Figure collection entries

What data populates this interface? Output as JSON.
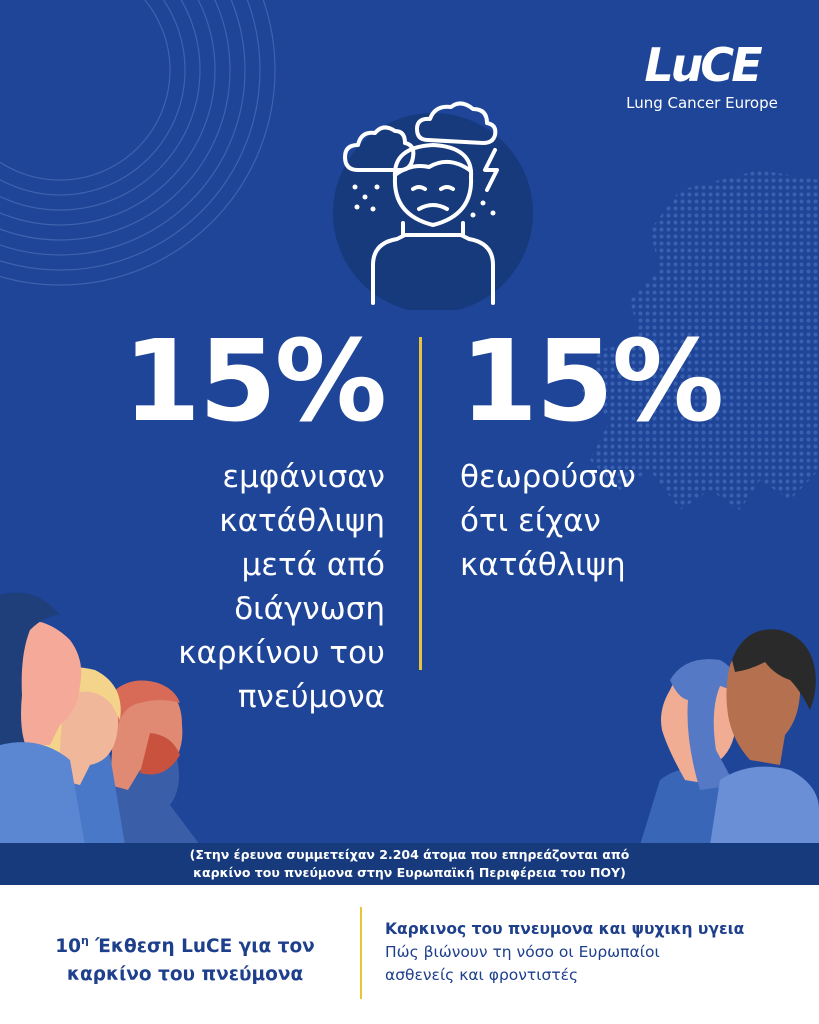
{
  "logo": {
    "mark": "LuCE",
    "name": "Lung Cancer Europe"
  },
  "icons": {
    "main": "depressed-person-under-storm-cloud-icon",
    "logo": "luce-logo"
  },
  "colors": {
    "background": "#1e4598",
    "accent": "#e9c33a",
    "footnote_band": "#173a7d",
    "text_dark": "#1e3f8c"
  },
  "stats": [
    {
      "value": "15%",
      "lines": [
        "εμφάνισαν",
        "κατάθλιψη",
        "μετά από",
        "διάγνωση",
        "καρκίνου του",
        "πνεύμονα"
      ]
    },
    {
      "value": "15%",
      "lines": [
        "θεωρούσαν",
        "ότι είχαν",
        "κατάθλιψη"
      ]
    }
  ],
  "footnote": {
    "line1": "(Στην έρευνα συμμετείχαν 2.204 άτομα που επηρεάζονται από",
    "line2": "καρκίνο του πνεύμονα στην Ευρωπαϊκή Περιφέρεια του ΠΟΥ)"
  },
  "report": {
    "number": "10",
    "sup": "η",
    "line1_rest": " Έκθεση LuCE για τον",
    "line2": "καρκίνο του πνεύμονα"
  },
  "subtitle": {
    "title": "Καρκινος του πνευμονα και ψυχικη υγεια",
    "line1": "Πώς βιώνουν τη νόσο οι Ευρωπαίοι",
    "line2": "ασθενείς και φροντιστές"
  }
}
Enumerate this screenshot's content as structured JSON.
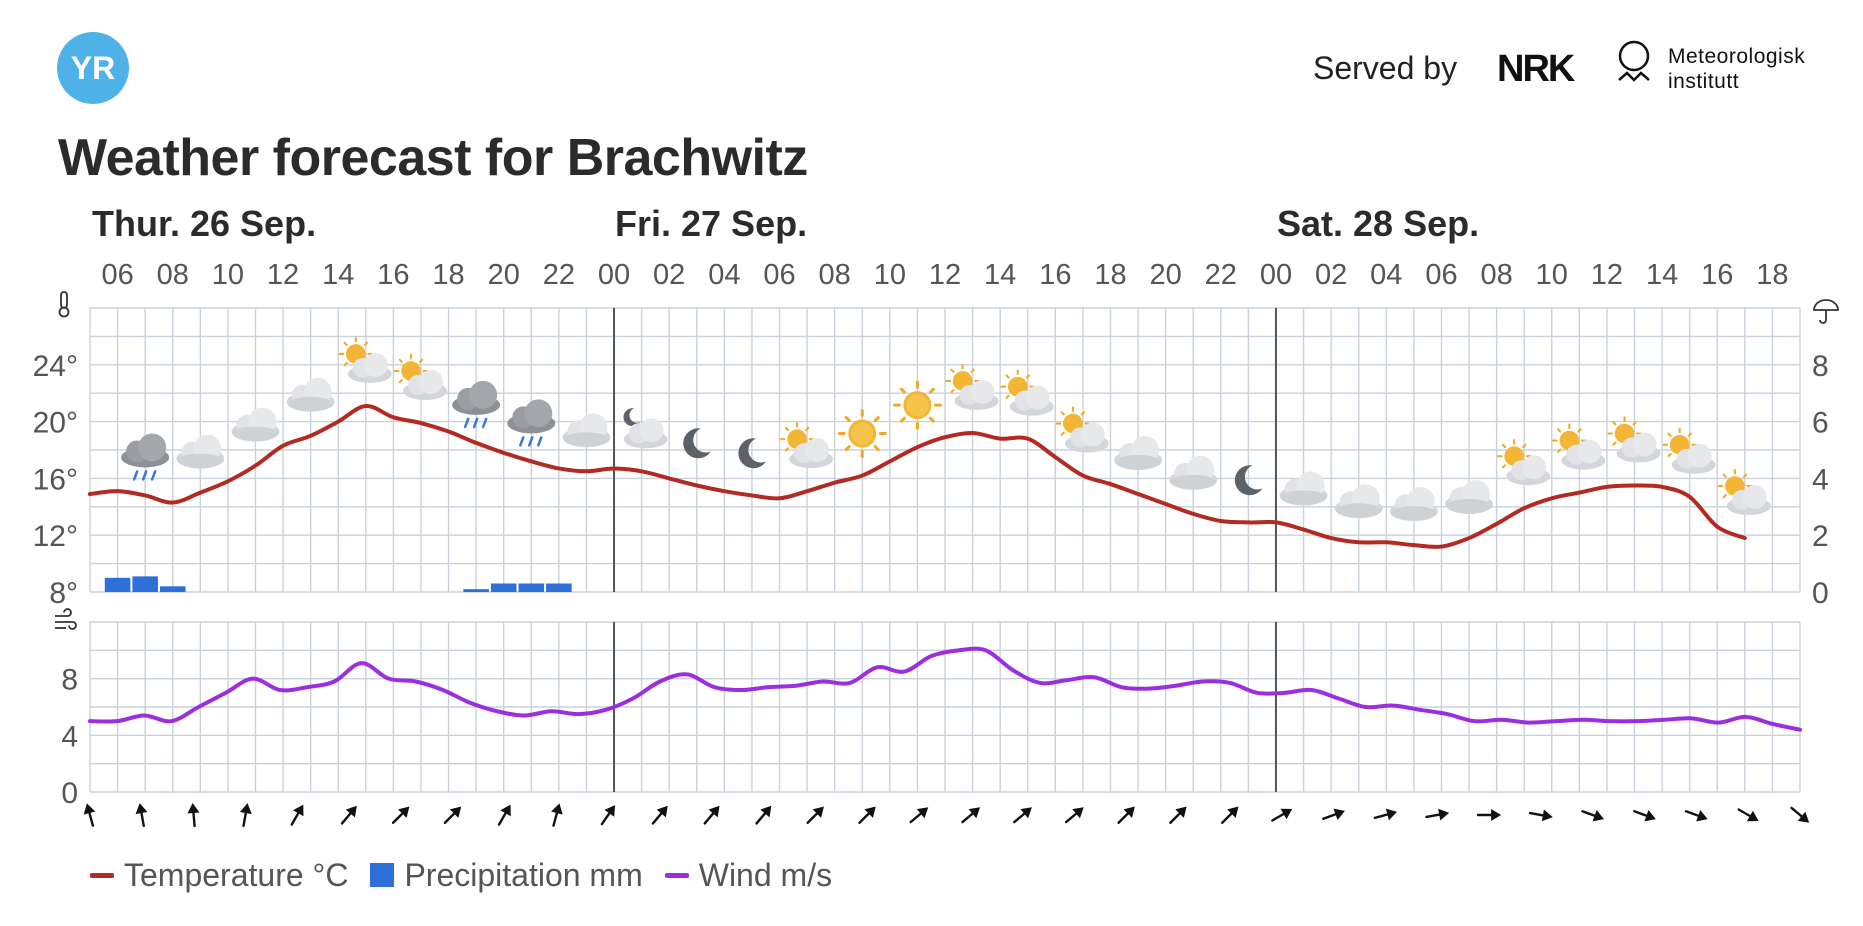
{
  "header": {
    "logo_text": "YR",
    "served_by": "Served by",
    "nrk_logo": "NRK",
    "met_line1": "Meteorologisk",
    "met_line2": "institutt",
    "title": "Weather forecast for Brachwitz"
  },
  "colors": {
    "temperature": "#b22a22",
    "precipitation": "#2f6fd8",
    "wind": "#9b2fe0",
    "grid": "#c9d2da",
    "logo": "#4eb1e8"
  },
  "chart_data": {
    "type": "line",
    "days": [
      {
        "label": "Thur. 26 Sep.",
        "start_hour": 6
      },
      {
        "label": "Fri. 27 Sep.",
        "start_hour": 24
      },
      {
        "label": "Sat. 28 Sep.",
        "start_hour": 48
      }
    ],
    "hour_ticks": [
      "06",
      "08",
      "10",
      "12",
      "14",
      "16",
      "18",
      "20",
      "22",
      "00",
      "02",
      "04",
      "06",
      "08",
      "10",
      "12",
      "14",
      "16",
      "18",
      "20",
      "22",
      "00",
      "02",
      "04",
      "06",
      "08",
      "10",
      "12",
      "14",
      "16",
      "18"
    ],
    "x_range_hours": [
      5,
      67
    ],
    "temperature": {
      "name": "Temperature °C",
      "unit": "°C",
      "y_range": [
        8,
        28
      ],
      "y_ticks": [
        "8°",
        "12°",
        "16°",
        "20°",
        "24°"
      ],
      "values": [
        14.9,
        15.1,
        14.8,
        14.3,
        15.0,
        15.8,
        16.9,
        18.3,
        19.0,
        20.0,
        21.1,
        20.3,
        19.9,
        19.3,
        18.5,
        17.8,
        17.2,
        16.7,
        16.5,
        16.7,
        16.5,
        16.0,
        15.5,
        15.1,
        14.8,
        14.6,
        15.1,
        15.7,
        16.2,
        17.2,
        18.2,
        18.9,
        19.2,
        18.8,
        18.8,
        17.5,
        16.2,
        15.6,
        14.9,
        14.2,
        13.5,
        13.0,
        12.9,
        12.9,
        12.4,
        11.8,
        11.5,
        11.5,
        11.3,
        11.2,
        11.8,
        12.8,
        13.9,
        14.6,
        15.0,
        15.4,
        15.5,
        15.4,
        14.7,
        12.6,
        11.8
      ]
    },
    "precipitation": {
      "name": "Precipitation mm",
      "unit": "mm",
      "y_range": [
        0,
        10
      ],
      "y_ticks": [
        "0",
        "2",
        "4",
        "6",
        "8"
      ],
      "bars": [
        {
          "hour": 6,
          "value": 0.5
        },
        {
          "hour": 7,
          "value": 0.55
        },
        {
          "hour": 8,
          "value": 0.2
        },
        {
          "hour": 19,
          "value": 0.1
        },
        {
          "hour": 20,
          "value": 0.3
        },
        {
          "hour": 21,
          "value": 0.3
        },
        {
          "hour": 22,
          "value": 0.3
        }
      ]
    },
    "wind": {
      "name": "Wind m/s",
      "unit": "m/s",
      "y_range": [
        0,
        12
      ],
      "y_ticks": [
        "0",
        "4",
        "8"
      ],
      "values": [
        5.0,
        5.0,
        5.4,
        5.0,
        6.0,
        7.0,
        8.0,
        7.2,
        7.4,
        7.8,
        9.1,
        8.0,
        7.8,
        7.2,
        6.3,
        5.7,
        5.4,
        5.7,
        5.5,
        5.8,
        6.6,
        7.8,
        8.3,
        7.4,
        7.2,
        7.4,
        7.5,
        7.8,
        7.7,
        8.8,
        8.5,
        9.6,
        10.0,
        10.0,
        8.6,
        7.7,
        7.9,
        8.1,
        7.4,
        7.3,
        7.5,
        7.8,
        7.7,
        7.0,
        7.0,
        7.2,
        6.6,
        6.0,
        6.1,
        5.8,
        5.5,
        5.0,
        5.1,
        4.9,
        5.0,
        5.1,
        5.0,
        5.0,
        5.1,
        5.2,
        4.9,
        5.3,
        4.8,
        4.4
      ]
    },
    "wind_directions_deg": [
      165,
      170,
      175,
      190,
      210,
      220,
      225,
      225,
      210,
      195,
      215,
      220,
      220,
      220,
      225,
      225,
      230,
      230,
      230,
      230,
      225,
      225,
      225,
      240,
      250,
      255,
      260,
      270,
      280,
      290,
      290,
      290,
      300,
      310
    ],
    "weather_icons": [
      {
        "hour": 7,
        "icon": "rain-cloud-icon"
      },
      {
        "hour": 9,
        "icon": "cloud-icon"
      },
      {
        "hour": 11,
        "icon": "cloud-icon"
      },
      {
        "hour": 13,
        "icon": "cloud-icon"
      },
      {
        "hour": 15,
        "icon": "partly-sunny-icon"
      },
      {
        "hour": 17,
        "icon": "partly-sunny-icon"
      },
      {
        "hour": 19,
        "icon": "rain-cloud-icon"
      },
      {
        "hour": 21,
        "icon": "rain-cloud-icon"
      },
      {
        "hour": 23,
        "icon": "cloud-icon"
      },
      {
        "hour": 25,
        "icon": "partly-cloudy-night-icon"
      },
      {
        "hour": 27,
        "icon": "moon-icon"
      },
      {
        "hour": 29,
        "icon": "moon-icon"
      },
      {
        "hour": 31,
        "icon": "partly-sunny-icon"
      },
      {
        "hour": 33,
        "icon": "sun-icon"
      },
      {
        "hour": 35,
        "icon": "sun-icon"
      },
      {
        "hour": 37,
        "icon": "partly-sunny-icon"
      },
      {
        "hour": 39,
        "icon": "partly-sunny-icon"
      },
      {
        "hour": 41,
        "icon": "partly-sunny-icon"
      },
      {
        "hour": 43,
        "icon": "cloud-icon"
      },
      {
        "hour": 45,
        "icon": "cloud-icon"
      },
      {
        "hour": 47,
        "icon": "moon-icon"
      },
      {
        "hour": 49,
        "icon": "cloud-icon"
      },
      {
        "hour": 51,
        "icon": "cloud-icon"
      },
      {
        "hour": 53,
        "icon": "cloud-icon"
      },
      {
        "hour": 55,
        "icon": "cloud-icon"
      },
      {
        "hour": 57,
        "icon": "partly-sunny-icon"
      },
      {
        "hour": 59,
        "icon": "partly-sunny-icon"
      },
      {
        "hour": 61,
        "icon": "partly-sunny-icon"
      },
      {
        "hour": 63,
        "icon": "partly-sunny-icon"
      },
      {
        "hour": 65,
        "icon": "partly-sunny-icon"
      }
    ],
    "legend": [
      {
        "name": "Temperature °C",
        "marker": "line",
        "color": "#b22a22"
      },
      {
        "name": "Precipitation mm",
        "marker": "box",
        "color": "#2f6fd8"
      },
      {
        "name": "Wind m/s",
        "marker": "line",
        "color": "#9b2fe0"
      }
    ],
    "legend_position": "bottom-left",
    "grid": true
  }
}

# [WRITTEN TASK]
Find every line that has "name" in it, then return those lines.

# [EXPECTED ANSWER]
    "name": "Lung Cancer Europe"
      "name": "Temperature °C",
      "name": "Precipitation mm",
      "name": "Wind m/s",
        "name": "Temperature °C",
        "name": "Precipitation mm",
        "name": "Wind m/s",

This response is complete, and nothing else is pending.